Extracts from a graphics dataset
'''
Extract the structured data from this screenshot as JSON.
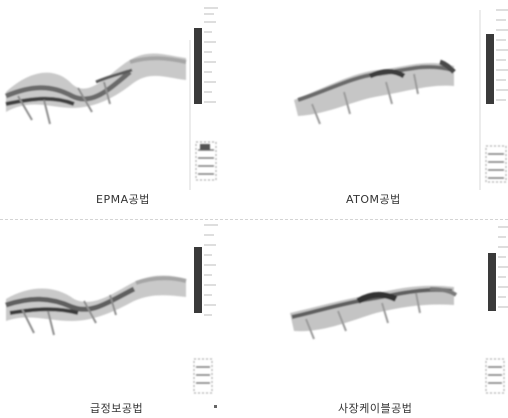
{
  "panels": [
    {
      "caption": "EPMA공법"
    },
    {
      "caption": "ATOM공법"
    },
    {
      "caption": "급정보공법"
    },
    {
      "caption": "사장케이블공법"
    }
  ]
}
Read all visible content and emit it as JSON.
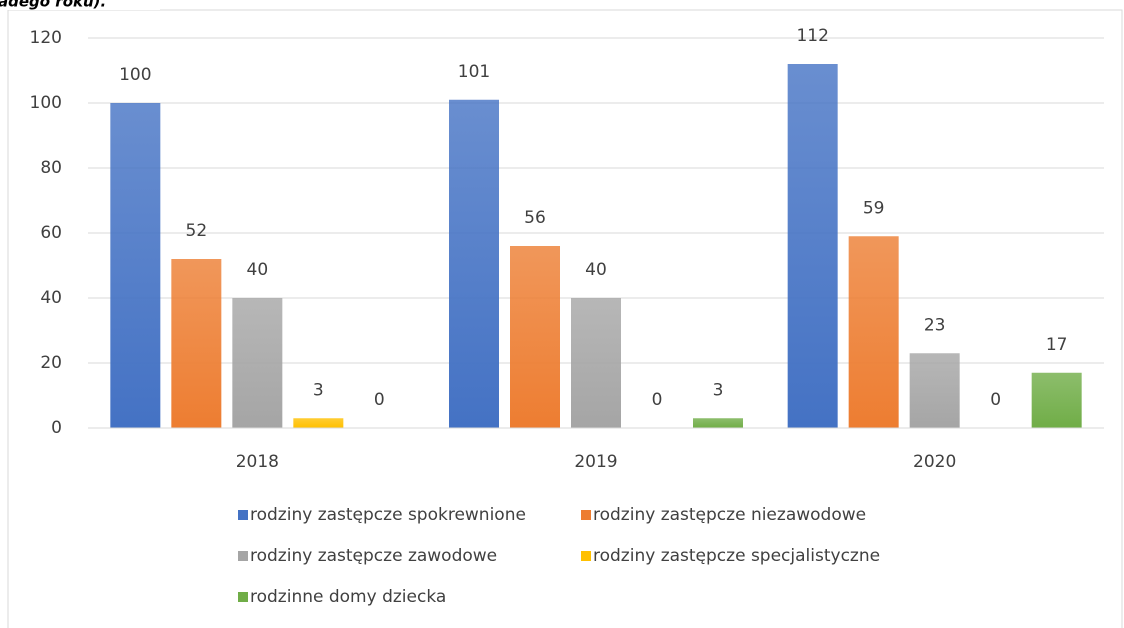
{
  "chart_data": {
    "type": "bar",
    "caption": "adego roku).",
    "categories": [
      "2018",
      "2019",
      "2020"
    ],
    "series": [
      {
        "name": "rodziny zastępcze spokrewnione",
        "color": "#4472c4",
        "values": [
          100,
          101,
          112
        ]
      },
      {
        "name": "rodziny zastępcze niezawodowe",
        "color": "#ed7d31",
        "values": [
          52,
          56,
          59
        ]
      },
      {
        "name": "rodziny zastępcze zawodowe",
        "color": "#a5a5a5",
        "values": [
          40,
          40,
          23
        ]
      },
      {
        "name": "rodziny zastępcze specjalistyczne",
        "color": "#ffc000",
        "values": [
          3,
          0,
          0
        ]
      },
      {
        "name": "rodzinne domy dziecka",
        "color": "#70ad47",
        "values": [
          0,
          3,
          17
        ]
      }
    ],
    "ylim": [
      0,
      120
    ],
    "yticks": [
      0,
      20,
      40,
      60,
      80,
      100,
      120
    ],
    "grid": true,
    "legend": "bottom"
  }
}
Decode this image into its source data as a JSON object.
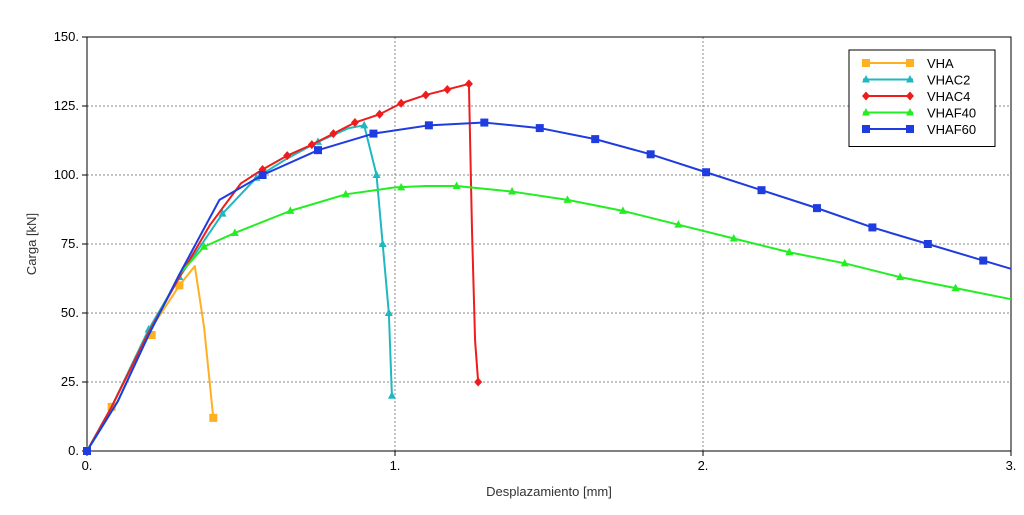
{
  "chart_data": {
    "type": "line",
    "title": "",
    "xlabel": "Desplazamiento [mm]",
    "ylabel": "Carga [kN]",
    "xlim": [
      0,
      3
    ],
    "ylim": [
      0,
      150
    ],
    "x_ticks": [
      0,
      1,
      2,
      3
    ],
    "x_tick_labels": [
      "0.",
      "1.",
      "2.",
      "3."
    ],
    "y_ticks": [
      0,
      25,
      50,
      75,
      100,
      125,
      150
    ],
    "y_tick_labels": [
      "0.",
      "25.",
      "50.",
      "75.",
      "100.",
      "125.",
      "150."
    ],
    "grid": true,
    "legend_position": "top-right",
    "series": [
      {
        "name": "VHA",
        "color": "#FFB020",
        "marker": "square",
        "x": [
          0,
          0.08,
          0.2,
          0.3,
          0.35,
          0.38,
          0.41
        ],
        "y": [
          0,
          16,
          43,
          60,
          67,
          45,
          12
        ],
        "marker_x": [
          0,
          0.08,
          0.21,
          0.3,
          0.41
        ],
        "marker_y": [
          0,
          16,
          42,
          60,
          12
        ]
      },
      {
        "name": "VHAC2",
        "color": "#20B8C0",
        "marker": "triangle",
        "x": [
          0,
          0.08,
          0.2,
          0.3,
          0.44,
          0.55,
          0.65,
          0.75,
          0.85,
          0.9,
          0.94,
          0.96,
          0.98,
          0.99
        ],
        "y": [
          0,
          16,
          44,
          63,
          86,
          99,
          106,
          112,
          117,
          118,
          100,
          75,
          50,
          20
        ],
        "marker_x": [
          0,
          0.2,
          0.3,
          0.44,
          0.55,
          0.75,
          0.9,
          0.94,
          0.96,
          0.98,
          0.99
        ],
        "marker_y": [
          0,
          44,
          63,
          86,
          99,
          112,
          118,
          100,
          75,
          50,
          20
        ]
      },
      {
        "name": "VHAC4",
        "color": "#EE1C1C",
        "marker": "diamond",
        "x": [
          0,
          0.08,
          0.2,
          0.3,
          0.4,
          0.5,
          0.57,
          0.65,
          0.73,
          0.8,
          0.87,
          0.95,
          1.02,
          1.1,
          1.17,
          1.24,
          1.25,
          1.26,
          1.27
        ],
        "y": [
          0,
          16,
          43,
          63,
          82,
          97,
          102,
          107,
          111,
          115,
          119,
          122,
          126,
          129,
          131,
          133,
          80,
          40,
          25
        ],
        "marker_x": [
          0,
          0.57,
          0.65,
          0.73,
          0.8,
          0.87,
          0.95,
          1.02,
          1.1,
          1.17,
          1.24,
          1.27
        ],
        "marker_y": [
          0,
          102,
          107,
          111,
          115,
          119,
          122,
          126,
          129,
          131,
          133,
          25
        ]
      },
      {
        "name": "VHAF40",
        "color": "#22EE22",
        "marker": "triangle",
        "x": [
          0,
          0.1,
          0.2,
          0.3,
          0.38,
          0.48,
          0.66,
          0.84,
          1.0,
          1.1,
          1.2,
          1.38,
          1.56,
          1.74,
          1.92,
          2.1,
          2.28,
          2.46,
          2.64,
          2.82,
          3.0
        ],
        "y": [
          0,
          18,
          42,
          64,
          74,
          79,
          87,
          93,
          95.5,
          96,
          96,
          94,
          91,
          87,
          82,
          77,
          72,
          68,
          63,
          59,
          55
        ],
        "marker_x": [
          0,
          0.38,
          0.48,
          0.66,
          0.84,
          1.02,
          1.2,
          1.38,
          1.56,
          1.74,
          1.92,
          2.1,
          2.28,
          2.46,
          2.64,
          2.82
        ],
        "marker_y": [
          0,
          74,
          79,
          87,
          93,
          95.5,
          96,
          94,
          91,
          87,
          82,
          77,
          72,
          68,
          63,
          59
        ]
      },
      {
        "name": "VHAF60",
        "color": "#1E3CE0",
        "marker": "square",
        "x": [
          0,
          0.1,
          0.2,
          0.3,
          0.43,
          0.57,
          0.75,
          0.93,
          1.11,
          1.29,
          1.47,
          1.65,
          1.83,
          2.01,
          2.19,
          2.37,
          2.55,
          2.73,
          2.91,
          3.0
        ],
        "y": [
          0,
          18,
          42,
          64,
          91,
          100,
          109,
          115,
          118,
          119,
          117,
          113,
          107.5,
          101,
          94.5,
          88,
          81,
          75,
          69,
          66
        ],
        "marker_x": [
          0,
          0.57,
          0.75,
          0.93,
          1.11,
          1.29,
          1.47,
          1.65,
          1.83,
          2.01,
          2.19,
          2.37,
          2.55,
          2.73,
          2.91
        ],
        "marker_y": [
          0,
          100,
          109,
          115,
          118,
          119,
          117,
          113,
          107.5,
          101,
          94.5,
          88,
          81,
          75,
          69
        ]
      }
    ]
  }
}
'''
'''
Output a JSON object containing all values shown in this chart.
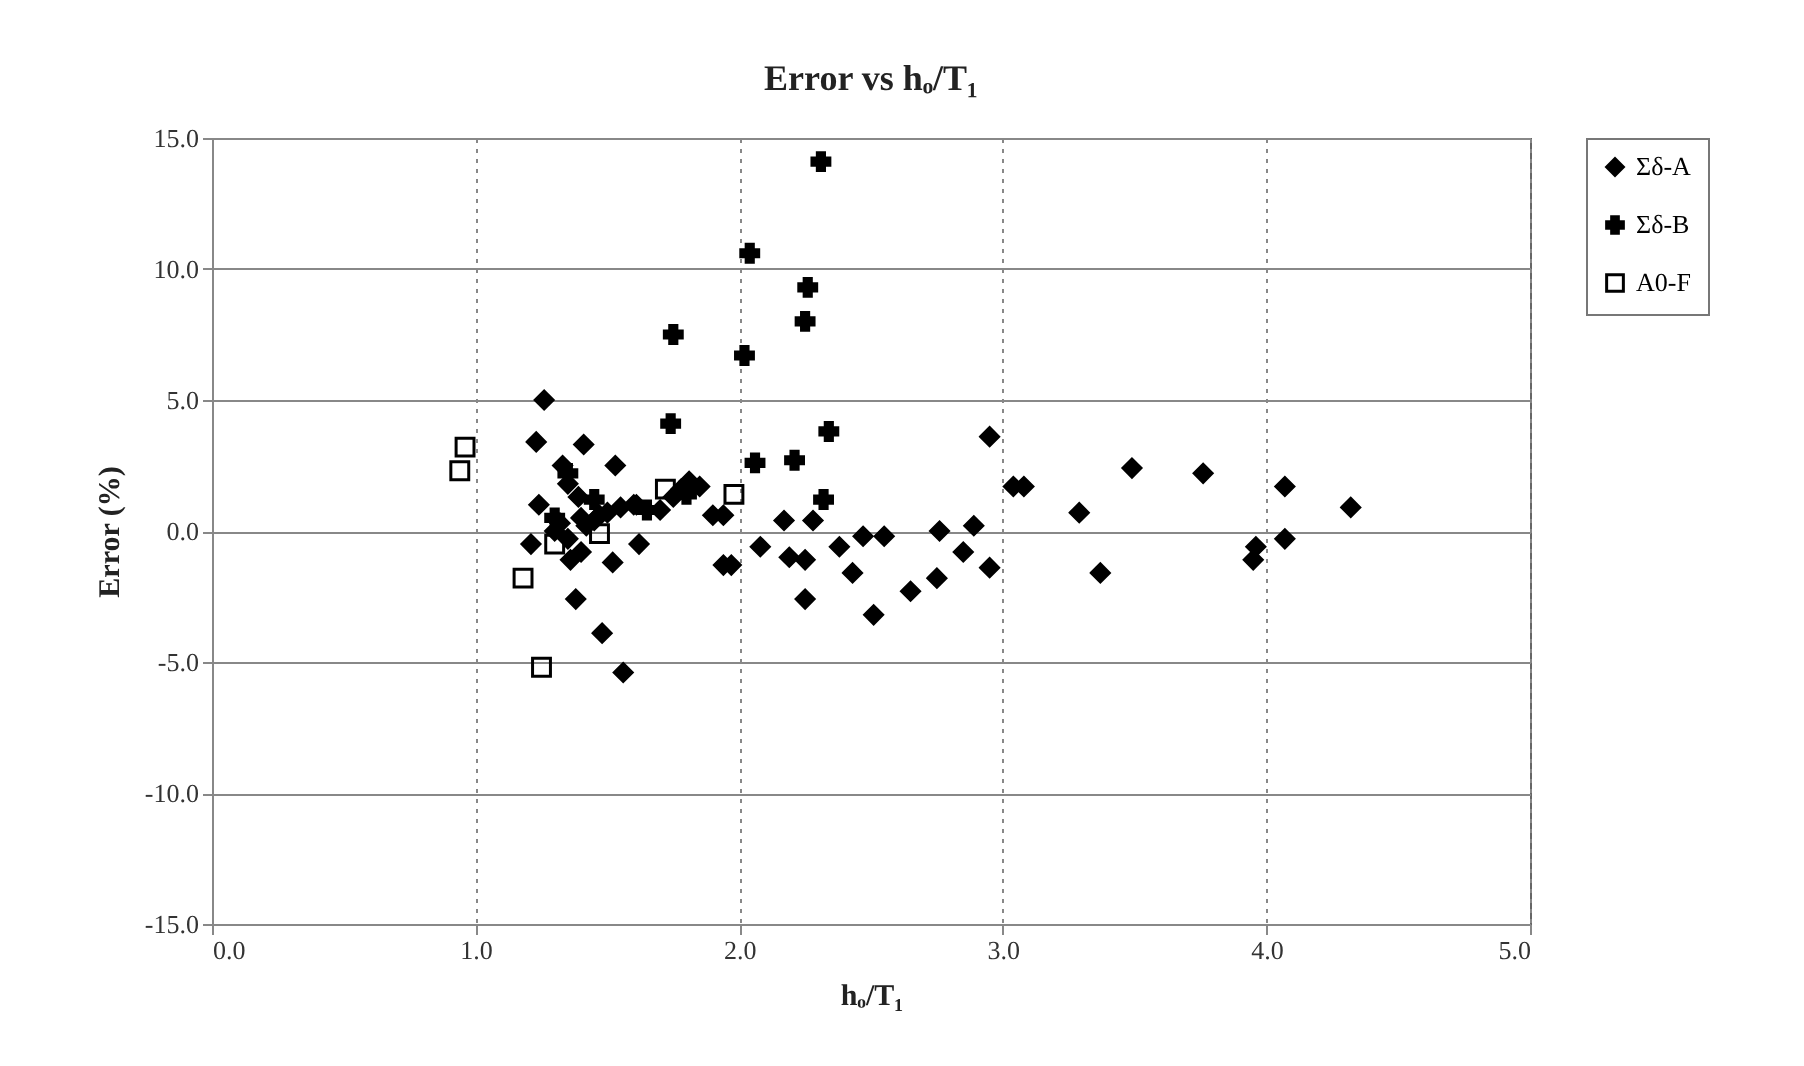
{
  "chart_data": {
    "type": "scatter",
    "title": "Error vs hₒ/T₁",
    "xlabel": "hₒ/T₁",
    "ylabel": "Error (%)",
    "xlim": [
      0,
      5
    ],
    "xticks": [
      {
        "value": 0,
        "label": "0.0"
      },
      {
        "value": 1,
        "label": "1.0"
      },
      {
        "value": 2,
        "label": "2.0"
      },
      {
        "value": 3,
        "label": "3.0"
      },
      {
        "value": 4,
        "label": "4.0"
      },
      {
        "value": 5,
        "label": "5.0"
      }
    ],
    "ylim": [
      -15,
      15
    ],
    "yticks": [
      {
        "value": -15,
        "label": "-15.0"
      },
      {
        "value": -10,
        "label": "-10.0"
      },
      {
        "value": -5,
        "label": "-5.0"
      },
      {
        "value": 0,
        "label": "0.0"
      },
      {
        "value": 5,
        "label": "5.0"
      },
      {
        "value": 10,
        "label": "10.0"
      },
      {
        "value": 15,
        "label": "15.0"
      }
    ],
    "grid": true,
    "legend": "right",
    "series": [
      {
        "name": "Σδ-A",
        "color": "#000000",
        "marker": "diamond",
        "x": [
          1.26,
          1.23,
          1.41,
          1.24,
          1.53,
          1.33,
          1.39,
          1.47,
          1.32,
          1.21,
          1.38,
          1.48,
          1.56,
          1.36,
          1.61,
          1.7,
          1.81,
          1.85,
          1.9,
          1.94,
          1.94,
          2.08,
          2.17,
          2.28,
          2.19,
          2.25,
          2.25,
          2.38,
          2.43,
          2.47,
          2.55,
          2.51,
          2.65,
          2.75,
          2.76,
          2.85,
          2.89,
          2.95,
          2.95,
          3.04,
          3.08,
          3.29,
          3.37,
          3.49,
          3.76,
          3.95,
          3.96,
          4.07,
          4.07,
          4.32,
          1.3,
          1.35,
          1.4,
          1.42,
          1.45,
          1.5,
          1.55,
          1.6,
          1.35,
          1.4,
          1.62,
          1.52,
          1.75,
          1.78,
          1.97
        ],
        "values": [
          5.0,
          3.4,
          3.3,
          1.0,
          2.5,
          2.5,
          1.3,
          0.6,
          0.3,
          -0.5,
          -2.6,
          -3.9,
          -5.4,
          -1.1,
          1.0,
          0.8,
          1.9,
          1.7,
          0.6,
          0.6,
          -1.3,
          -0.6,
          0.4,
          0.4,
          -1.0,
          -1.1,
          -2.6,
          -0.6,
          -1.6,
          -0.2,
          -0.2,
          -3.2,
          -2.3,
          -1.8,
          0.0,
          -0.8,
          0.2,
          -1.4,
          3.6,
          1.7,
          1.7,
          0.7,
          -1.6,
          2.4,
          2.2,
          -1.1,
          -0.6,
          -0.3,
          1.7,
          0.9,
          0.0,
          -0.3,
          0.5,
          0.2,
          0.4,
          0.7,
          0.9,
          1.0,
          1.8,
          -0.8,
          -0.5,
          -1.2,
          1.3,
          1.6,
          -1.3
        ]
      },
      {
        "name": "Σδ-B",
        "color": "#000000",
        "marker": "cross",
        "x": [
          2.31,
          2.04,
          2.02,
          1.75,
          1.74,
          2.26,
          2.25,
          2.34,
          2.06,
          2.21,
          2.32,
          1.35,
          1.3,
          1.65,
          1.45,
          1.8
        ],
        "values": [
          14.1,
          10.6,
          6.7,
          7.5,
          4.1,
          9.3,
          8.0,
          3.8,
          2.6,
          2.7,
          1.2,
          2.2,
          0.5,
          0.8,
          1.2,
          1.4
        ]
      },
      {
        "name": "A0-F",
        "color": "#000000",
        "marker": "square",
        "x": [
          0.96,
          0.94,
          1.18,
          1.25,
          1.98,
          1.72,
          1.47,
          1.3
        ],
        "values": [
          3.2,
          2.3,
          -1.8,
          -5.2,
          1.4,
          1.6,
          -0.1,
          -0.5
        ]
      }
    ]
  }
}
'''
'''
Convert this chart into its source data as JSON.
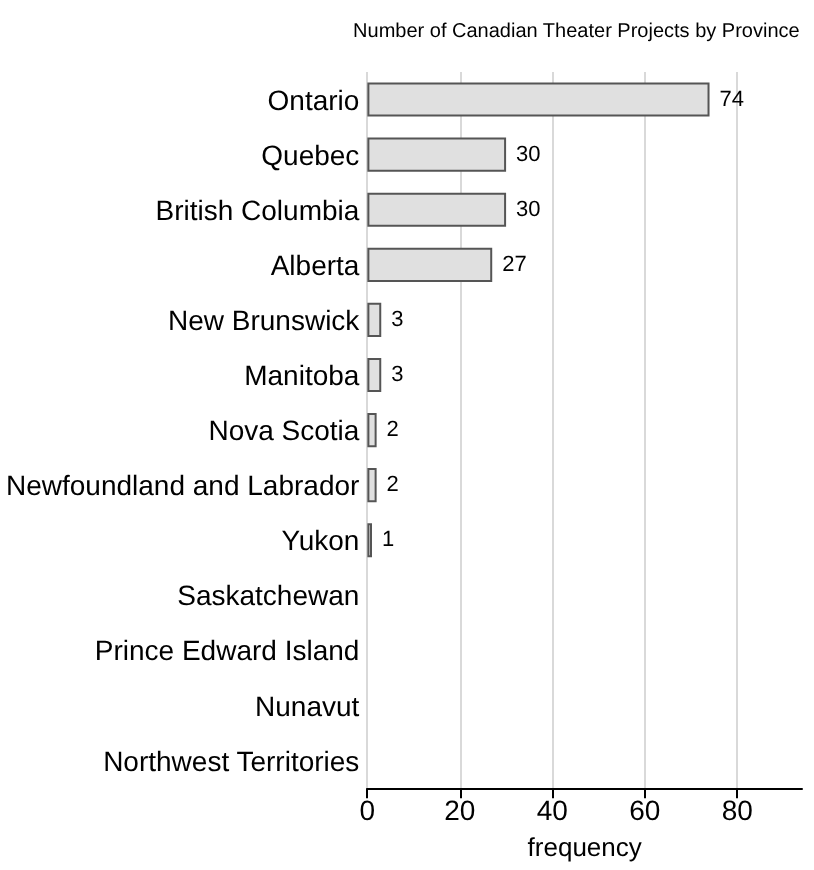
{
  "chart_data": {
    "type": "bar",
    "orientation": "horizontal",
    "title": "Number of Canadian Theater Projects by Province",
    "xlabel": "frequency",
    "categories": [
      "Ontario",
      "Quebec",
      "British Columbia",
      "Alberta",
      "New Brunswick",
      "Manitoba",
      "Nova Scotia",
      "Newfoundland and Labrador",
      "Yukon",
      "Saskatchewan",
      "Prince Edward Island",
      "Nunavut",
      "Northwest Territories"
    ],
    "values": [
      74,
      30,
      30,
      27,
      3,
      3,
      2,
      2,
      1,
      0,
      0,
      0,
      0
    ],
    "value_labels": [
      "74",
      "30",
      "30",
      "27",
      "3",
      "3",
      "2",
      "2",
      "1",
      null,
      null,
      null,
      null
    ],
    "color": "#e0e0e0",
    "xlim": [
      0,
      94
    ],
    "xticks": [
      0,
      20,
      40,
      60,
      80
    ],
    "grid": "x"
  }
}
'''
Extract all lines containing the word "source".

Decode this image into its source data as a JSON object.
Convert this chart into its source data as JSON.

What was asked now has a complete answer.